▸ Work instructions
Copy out the data exactly, leaving the pictures behind.
==*==
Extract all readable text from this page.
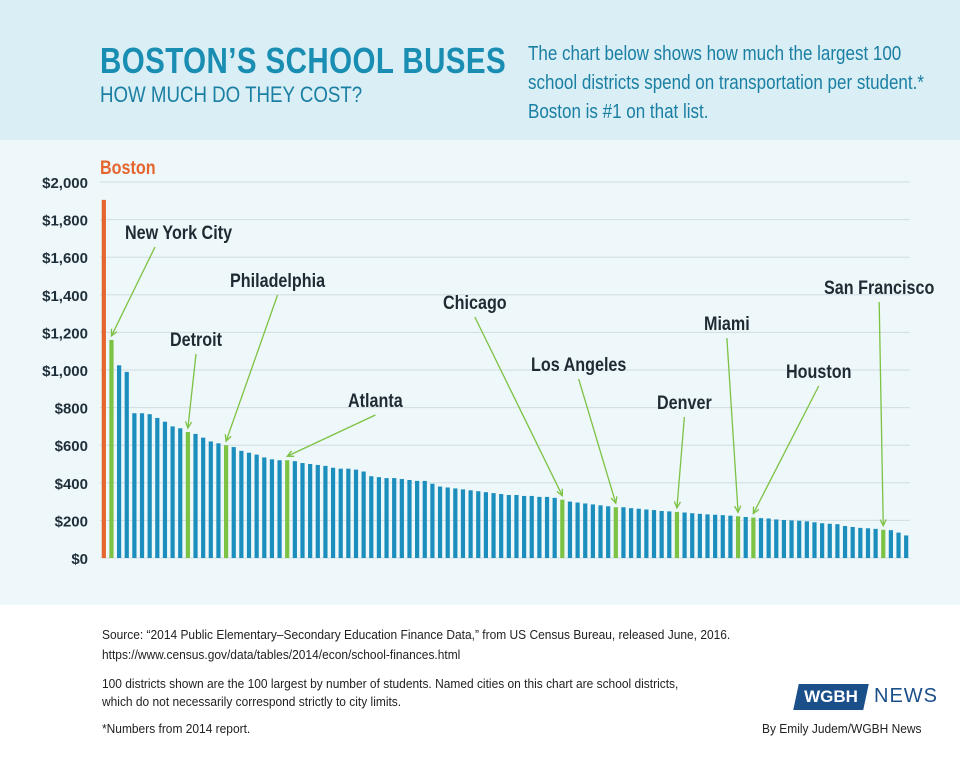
BOSTON’S SCHOOL BUSES
HOW MUCH DO THEY COST?

The chart below shows how much the largest 100 school districts spend on transportation per student.*

Boston is #1 on that list.

$0
$200
$400
$600
$800
$1,000
$1,200
$1,400
$1,600
$1,800
$2,000
Boston
New York City
Detroit
Philadelphia
Atlanta
Chicago
Los Angeles
Denver
Miami
Houston
San Francisco
Source: “2014 Public Elementary–Secondary Education Finance Data,” from US Census Bureau, released June, 2016.
https://www.census.gov/data/tables/2014/econ/school-finances.html
100 districts shown are the 100 largest by number of students. Named cities on this chart are school districts,
which do not necessarily correspond strictly to city limits.
*Numbers from 2014 report.
WGBH NEWS
By Emily Judem/WGBH News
==*==
▸ Output of the exercise
Extract all readable text from this page.
BOSTON’S SCHOOL BUSES
HOW MUCH DO THEY COST?

The chart below shows how much the largest 100 school districts spend on transportation per student.*

Boston is #1 on that list.

$0
$200
$400
$600
$800
$1,000
$1,200
$1,400
$1,600
$1,800
$2,000
Boston
New York City
Detroit
Philadelphia
Atlanta
Chicago
Los Angeles
Denver
Miami
Houston
San Francisco
Source: “2014 Public Elementary–Secondary Education Finance Data,” from US Census Bureau, released June, 2016.
https://www.census.gov/data/tables/2014/econ/school-finances.html
100 districts shown are the 100 largest by number of students. Named cities on this chart are school districts,
which do not necessarily correspond strictly to city limits.
*Numbers from 2014 report.
WGBH NEWS
By Emily Judem/WGBH News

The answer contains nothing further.